Find how many lines of the listing below include the word "descrizione", then report the number by itself.
>> begin DATA SECTION
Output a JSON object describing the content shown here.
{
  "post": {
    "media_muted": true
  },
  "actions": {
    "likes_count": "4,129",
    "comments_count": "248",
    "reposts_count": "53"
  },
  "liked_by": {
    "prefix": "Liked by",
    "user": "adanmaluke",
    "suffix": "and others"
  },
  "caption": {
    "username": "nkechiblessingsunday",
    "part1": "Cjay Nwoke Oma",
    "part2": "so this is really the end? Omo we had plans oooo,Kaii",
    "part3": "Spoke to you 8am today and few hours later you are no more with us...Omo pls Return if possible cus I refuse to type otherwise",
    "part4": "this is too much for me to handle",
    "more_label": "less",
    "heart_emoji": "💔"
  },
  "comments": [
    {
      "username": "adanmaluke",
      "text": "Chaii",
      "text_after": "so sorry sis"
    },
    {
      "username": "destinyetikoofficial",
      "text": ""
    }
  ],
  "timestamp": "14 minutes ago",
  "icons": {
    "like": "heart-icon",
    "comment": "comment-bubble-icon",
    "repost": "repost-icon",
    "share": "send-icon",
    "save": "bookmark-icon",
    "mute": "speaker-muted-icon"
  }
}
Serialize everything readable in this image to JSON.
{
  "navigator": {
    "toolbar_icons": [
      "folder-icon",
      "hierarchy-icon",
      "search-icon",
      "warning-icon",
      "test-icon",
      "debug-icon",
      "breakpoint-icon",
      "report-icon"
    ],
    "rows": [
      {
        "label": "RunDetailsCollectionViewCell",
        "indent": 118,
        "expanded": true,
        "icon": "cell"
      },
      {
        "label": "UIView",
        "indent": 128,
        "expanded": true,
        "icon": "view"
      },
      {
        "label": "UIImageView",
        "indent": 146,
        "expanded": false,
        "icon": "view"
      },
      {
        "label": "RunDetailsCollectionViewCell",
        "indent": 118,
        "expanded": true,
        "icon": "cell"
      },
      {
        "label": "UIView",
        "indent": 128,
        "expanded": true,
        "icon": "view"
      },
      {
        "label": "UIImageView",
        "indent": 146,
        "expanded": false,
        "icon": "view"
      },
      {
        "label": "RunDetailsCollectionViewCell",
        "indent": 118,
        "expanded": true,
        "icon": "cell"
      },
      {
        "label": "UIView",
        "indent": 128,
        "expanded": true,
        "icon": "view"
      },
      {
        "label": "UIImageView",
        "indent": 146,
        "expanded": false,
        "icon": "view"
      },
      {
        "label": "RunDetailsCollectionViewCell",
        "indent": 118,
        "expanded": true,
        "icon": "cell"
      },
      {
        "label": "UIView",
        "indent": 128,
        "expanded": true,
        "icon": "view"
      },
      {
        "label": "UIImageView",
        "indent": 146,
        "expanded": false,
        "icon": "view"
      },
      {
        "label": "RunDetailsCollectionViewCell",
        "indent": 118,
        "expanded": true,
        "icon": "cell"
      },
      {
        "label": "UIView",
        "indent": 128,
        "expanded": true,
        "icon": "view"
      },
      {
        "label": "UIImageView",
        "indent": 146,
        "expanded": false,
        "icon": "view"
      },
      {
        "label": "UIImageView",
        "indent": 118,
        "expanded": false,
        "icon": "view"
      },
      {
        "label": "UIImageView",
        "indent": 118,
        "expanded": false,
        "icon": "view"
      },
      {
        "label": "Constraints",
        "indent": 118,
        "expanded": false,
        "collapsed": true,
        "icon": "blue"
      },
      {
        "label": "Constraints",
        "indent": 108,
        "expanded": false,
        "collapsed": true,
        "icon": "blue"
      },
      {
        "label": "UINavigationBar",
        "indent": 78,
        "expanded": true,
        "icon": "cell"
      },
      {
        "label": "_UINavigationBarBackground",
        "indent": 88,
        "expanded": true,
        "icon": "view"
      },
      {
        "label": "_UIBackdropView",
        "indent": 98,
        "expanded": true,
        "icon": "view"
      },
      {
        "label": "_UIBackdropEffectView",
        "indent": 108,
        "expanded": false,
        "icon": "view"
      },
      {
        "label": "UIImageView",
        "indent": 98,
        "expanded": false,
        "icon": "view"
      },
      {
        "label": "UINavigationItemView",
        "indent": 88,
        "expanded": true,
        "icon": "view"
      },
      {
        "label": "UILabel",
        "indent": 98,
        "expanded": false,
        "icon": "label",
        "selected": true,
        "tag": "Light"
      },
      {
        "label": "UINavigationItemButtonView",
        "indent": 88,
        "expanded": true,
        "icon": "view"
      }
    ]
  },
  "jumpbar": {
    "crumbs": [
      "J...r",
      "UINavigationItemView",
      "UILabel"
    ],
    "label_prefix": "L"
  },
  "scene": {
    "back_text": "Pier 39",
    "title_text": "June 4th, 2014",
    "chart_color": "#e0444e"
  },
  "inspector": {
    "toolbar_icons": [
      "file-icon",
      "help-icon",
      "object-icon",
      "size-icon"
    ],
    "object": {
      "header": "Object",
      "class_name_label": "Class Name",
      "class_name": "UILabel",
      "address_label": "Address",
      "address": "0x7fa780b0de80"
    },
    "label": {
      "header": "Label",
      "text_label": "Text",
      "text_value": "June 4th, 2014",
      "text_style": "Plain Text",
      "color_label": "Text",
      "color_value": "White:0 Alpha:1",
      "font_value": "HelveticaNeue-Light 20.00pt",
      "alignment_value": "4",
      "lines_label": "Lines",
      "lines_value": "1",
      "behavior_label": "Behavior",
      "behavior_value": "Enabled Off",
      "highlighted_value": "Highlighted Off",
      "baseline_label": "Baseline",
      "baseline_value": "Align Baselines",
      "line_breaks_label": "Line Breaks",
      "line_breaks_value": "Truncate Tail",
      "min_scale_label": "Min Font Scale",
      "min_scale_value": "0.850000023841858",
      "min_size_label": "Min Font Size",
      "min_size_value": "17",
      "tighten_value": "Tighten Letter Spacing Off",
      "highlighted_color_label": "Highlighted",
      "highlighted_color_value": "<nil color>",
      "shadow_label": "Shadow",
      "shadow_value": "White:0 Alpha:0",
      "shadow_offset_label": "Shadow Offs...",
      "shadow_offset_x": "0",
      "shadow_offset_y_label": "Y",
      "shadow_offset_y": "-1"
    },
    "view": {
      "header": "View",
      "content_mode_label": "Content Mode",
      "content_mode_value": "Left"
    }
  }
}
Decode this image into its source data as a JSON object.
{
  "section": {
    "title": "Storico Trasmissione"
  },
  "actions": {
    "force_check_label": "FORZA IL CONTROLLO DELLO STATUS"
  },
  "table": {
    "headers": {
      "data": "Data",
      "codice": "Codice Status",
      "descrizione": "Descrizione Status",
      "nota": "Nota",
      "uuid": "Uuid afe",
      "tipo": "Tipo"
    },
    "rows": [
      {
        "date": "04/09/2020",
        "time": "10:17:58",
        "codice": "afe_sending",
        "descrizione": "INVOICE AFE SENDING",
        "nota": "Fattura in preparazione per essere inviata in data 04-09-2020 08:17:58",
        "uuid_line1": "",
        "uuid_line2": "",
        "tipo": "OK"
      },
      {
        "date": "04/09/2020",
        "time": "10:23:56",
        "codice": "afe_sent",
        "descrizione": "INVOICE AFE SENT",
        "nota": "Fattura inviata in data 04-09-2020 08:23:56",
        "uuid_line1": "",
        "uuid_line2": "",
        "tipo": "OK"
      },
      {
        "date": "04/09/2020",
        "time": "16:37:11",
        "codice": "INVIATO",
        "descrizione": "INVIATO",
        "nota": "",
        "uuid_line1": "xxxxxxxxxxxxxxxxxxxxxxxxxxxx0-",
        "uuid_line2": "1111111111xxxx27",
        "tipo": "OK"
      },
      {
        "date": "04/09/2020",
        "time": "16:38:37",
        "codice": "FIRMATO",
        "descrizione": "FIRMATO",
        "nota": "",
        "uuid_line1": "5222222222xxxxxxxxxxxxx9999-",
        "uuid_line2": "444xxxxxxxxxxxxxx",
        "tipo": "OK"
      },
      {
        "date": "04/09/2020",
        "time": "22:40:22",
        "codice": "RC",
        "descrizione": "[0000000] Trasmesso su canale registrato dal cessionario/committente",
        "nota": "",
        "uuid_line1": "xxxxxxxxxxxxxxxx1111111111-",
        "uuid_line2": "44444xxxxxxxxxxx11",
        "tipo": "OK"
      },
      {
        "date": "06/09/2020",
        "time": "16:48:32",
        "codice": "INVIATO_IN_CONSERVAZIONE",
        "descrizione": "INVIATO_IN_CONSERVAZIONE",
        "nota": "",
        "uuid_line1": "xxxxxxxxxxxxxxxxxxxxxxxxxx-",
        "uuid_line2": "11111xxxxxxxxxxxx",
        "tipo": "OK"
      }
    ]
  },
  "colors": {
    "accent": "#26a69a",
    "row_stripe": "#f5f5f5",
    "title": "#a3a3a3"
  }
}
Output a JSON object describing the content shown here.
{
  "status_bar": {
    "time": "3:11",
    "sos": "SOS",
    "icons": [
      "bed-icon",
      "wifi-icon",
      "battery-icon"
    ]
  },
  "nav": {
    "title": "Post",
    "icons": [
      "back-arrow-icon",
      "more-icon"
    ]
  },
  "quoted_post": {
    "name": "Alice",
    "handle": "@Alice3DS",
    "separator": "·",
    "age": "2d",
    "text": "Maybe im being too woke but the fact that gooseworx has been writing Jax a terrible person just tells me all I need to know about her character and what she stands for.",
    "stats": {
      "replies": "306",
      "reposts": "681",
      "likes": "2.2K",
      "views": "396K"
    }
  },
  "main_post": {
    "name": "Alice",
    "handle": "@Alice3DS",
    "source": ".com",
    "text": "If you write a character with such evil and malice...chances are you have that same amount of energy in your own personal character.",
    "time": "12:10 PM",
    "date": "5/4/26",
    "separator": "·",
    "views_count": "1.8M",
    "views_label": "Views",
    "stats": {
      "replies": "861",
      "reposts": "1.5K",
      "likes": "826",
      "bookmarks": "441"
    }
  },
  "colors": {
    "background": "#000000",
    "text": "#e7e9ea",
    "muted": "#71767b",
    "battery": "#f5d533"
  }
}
>> end DATA SECTION
RESPONSE ::
7